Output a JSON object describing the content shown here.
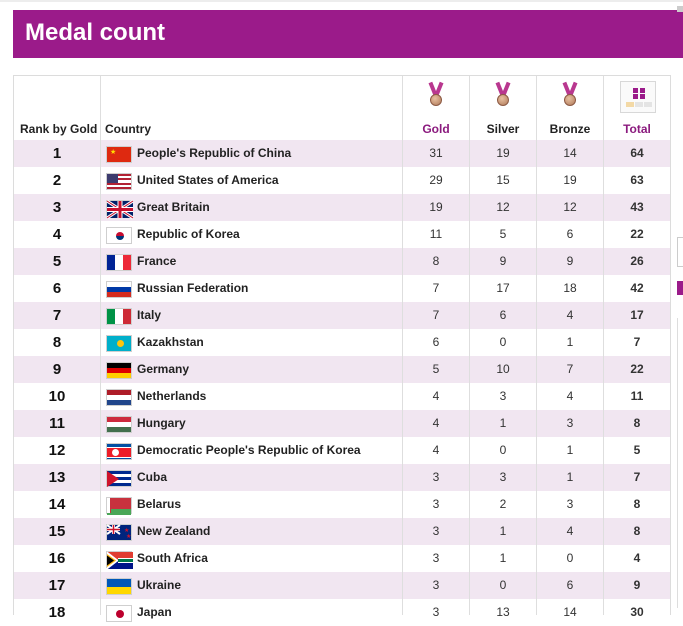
{
  "page": {
    "title": "Medal count"
  },
  "table": {
    "headers": {
      "rank": "Rank by Gold",
      "country": "Country",
      "gold": "Gold",
      "silver": "Silver",
      "bronze": "Bronze",
      "total": "Total"
    },
    "rows": [
      {
        "rank": "1",
        "country": "People's Republic of China",
        "flag": "china-flag-icon",
        "gold": "31",
        "silver": "19",
        "bronze": "14",
        "total": "64"
      },
      {
        "rank": "2",
        "country": "United States of America",
        "flag": "usa-flag-icon",
        "gold": "29",
        "silver": "15",
        "bronze": "19",
        "total": "63"
      },
      {
        "rank": "3",
        "country": "Great Britain",
        "flag": "great-britain-flag-icon",
        "gold": "19",
        "silver": "12",
        "bronze": "12",
        "total": "43"
      },
      {
        "rank": "4",
        "country": "Republic of Korea",
        "flag": "korea-flag-icon",
        "gold": "11",
        "silver": "5",
        "bronze": "6",
        "total": "22"
      },
      {
        "rank": "5",
        "country": "France",
        "flag": "france-flag-icon",
        "gold": "8",
        "silver": "9",
        "bronze": "9",
        "total": "26"
      },
      {
        "rank": "6",
        "country": "Russian Federation",
        "flag": "russia-flag-icon",
        "gold": "7",
        "silver": "17",
        "bronze": "18",
        "total": "42"
      },
      {
        "rank": "7",
        "country": "Italy",
        "flag": "italy-flag-icon",
        "gold": "7",
        "silver": "6",
        "bronze": "4",
        "total": "17"
      },
      {
        "rank": "8",
        "country": "Kazakhstan",
        "flag": "kazakhstan-flag-icon",
        "gold": "6",
        "silver": "0",
        "bronze": "1",
        "total": "7"
      },
      {
        "rank": "9",
        "country": "Germany",
        "flag": "germany-flag-icon",
        "gold": "5",
        "silver": "10",
        "bronze": "7",
        "total": "22"
      },
      {
        "rank": "10",
        "country": "Netherlands",
        "flag": "netherlands-flag-icon",
        "gold": "4",
        "silver": "3",
        "bronze": "4",
        "total": "11"
      },
      {
        "rank": "11",
        "country": "Hungary",
        "flag": "hungary-flag-icon",
        "gold": "4",
        "silver": "1",
        "bronze": "3",
        "total": "8"
      },
      {
        "rank": "12",
        "country": "Democratic People's Republic of Korea",
        "flag": "north-korea-flag-icon",
        "gold": "4",
        "silver": "0",
        "bronze": "1",
        "total": "5"
      },
      {
        "rank": "13",
        "country": "Cuba",
        "flag": "cuba-flag-icon",
        "gold": "3",
        "silver": "3",
        "bronze": "1",
        "total": "7"
      },
      {
        "rank": "14",
        "country": "Belarus",
        "flag": "belarus-flag-icon",
        "gold": "3",
        "silver": "2",
        "bronze": "3",
        "total": "8"
      },
      {
        "rank": "15",
        "country": "New Zealand",
        "flag": "new-zealand-flag-icon",
        "gold": "3",
        "silver": "1",
        "bronze": "4",
        "total": "8"
      },
      {
        "rank": "16",
        "country": "South Africa",
        "flag": "south-africa-flag-icon",
        "gold": "3",
        "silver": "1",
        "bronze": "0",
        "total": "4"
      },
      {
        "rank": "17",
        "country": "Ukraine",
        "flag": "ukraine-flag-icon",
        "gold": "3",
        "silver": "0",
        "bronze": "6",
        "total": "9"
      },
      {
        "rank": "18",
        "country": "Japan",
        "flag": "japan-flag-icon",
        "gold": "3",
        "silver": "13",
        "bronze": "14",
        "total": "30"
      }
    ]
  },
  "colors": {
    "brand": "#9b1b8a",
    "row_alt": "#f1e6f1",
    "header_accent": "#8b1a7e"
  }
}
= = =
Exercise instructions> In the records above, locate each line with the word "Republic". Copy all such lines.

Exercise response>
        "country": "People's Republic of China",
        "country": "Republic of Korea",
        "country": "Democratic People's Republic of Korea",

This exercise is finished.